DIRECTIONS FOR THIS TASK: Scan the records below. List lines holding "difference".
= = = = =
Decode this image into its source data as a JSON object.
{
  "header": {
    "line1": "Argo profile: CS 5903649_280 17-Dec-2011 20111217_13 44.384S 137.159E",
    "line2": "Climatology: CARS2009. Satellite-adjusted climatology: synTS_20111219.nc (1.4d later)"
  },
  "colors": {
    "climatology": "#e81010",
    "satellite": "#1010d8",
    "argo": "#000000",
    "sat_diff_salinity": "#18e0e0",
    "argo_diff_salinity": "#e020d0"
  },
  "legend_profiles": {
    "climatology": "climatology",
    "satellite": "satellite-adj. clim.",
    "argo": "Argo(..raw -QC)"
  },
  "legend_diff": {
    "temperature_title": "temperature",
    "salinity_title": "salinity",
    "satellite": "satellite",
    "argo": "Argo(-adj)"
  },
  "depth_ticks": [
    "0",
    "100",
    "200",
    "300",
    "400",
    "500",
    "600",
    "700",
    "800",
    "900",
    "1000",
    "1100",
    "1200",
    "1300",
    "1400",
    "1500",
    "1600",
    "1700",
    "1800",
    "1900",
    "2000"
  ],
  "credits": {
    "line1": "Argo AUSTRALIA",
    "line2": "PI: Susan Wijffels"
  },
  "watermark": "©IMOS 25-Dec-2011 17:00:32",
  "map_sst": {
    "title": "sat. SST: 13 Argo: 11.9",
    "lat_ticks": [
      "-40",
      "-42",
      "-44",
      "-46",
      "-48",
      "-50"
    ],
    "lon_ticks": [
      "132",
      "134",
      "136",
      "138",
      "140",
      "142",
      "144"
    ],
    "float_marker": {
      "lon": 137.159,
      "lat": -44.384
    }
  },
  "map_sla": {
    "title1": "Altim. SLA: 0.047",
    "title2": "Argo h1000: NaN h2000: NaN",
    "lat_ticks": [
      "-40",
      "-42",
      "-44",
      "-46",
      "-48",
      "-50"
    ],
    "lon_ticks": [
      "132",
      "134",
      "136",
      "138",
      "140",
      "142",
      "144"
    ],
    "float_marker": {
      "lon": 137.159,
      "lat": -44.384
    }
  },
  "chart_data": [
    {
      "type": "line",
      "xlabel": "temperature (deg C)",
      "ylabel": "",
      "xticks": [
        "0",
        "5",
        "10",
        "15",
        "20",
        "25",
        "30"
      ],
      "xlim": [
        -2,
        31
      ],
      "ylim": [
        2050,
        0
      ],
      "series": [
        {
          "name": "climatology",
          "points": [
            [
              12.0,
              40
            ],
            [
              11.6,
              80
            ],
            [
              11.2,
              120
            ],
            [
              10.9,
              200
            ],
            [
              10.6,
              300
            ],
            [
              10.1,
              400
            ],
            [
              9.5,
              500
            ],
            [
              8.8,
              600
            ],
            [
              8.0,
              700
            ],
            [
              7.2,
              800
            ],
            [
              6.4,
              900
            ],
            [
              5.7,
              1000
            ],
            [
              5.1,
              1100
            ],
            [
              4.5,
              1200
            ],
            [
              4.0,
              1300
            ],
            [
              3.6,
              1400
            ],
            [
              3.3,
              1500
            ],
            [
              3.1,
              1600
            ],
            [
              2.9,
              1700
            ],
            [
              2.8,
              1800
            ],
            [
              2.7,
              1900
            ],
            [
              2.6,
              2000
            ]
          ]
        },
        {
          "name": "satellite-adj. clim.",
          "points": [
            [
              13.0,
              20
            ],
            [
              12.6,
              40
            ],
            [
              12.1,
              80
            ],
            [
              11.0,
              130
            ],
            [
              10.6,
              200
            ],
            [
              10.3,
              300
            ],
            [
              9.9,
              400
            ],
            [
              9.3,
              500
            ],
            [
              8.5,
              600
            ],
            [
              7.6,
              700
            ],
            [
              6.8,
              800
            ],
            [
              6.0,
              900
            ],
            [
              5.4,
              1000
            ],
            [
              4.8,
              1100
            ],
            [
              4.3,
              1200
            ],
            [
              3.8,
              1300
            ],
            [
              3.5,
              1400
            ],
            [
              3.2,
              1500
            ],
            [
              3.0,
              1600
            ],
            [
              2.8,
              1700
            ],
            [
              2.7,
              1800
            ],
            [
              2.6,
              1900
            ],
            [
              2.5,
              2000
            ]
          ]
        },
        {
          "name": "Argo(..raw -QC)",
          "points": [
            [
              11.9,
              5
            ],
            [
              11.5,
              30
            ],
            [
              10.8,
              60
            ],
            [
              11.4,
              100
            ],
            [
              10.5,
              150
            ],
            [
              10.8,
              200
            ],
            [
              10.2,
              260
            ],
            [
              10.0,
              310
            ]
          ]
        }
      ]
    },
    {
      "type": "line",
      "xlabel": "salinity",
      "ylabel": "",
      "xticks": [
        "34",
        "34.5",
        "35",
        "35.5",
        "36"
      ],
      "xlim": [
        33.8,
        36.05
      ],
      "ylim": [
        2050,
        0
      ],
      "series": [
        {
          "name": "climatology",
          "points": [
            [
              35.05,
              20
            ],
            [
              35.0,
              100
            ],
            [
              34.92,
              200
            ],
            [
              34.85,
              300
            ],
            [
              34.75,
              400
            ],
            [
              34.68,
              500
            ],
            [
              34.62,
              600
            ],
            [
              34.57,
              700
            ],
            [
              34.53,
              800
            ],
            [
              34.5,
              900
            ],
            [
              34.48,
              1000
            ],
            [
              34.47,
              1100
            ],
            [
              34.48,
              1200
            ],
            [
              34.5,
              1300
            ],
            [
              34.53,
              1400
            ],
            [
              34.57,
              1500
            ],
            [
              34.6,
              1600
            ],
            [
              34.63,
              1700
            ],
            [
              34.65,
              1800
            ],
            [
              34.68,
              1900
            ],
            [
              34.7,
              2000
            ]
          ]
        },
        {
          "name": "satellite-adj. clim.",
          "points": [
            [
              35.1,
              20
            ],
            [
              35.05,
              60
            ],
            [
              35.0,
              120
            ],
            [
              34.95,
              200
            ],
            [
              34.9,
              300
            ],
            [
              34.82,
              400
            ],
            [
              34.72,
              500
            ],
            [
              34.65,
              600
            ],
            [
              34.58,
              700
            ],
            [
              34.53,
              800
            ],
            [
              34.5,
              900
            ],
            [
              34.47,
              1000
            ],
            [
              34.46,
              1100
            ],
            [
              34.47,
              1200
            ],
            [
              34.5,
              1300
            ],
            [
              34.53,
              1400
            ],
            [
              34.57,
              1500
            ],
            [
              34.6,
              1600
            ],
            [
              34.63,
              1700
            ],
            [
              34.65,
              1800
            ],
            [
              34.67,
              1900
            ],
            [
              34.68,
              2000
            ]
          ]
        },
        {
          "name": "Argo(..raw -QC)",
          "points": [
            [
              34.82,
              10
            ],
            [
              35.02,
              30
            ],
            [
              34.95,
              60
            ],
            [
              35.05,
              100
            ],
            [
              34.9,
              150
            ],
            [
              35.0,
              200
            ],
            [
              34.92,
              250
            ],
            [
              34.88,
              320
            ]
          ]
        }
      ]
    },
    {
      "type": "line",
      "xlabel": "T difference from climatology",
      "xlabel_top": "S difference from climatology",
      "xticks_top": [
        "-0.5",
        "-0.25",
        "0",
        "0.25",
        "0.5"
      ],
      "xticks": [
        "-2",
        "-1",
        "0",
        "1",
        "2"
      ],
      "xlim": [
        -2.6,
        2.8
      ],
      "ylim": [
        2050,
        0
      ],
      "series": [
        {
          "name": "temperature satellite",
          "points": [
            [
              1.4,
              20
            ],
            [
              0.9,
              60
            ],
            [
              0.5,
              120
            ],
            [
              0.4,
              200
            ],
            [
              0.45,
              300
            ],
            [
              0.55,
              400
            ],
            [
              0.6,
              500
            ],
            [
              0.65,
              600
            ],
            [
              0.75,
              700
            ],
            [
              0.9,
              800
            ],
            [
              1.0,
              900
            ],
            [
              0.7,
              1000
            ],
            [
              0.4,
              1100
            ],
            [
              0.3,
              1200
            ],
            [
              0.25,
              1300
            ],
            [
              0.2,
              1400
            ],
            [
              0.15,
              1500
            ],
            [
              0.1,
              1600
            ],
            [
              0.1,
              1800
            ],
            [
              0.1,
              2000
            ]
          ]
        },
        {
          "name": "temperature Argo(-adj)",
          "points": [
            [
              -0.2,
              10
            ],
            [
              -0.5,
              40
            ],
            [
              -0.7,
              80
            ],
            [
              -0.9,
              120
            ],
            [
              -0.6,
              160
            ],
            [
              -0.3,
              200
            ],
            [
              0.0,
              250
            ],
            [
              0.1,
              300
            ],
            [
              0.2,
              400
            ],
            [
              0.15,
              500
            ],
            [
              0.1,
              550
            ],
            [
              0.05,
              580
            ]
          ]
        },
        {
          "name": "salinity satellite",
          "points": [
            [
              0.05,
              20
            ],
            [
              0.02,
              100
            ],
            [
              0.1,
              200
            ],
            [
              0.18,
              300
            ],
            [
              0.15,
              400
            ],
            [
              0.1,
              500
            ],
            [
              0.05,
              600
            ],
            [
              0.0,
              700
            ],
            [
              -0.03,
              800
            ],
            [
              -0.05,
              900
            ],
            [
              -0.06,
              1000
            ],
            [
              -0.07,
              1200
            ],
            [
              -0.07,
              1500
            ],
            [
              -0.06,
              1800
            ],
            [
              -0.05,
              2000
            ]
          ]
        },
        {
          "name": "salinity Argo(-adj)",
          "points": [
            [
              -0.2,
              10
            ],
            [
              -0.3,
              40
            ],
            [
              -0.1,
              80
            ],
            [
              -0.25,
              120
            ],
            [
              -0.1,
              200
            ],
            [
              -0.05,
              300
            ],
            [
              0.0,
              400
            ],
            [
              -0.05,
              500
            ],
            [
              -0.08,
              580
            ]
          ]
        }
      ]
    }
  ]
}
= = = = =
ANSWER TO THE PROBLEM:
      "xlabel": "T difference from climatology",
      "xlabel_top": "S difference from climatology",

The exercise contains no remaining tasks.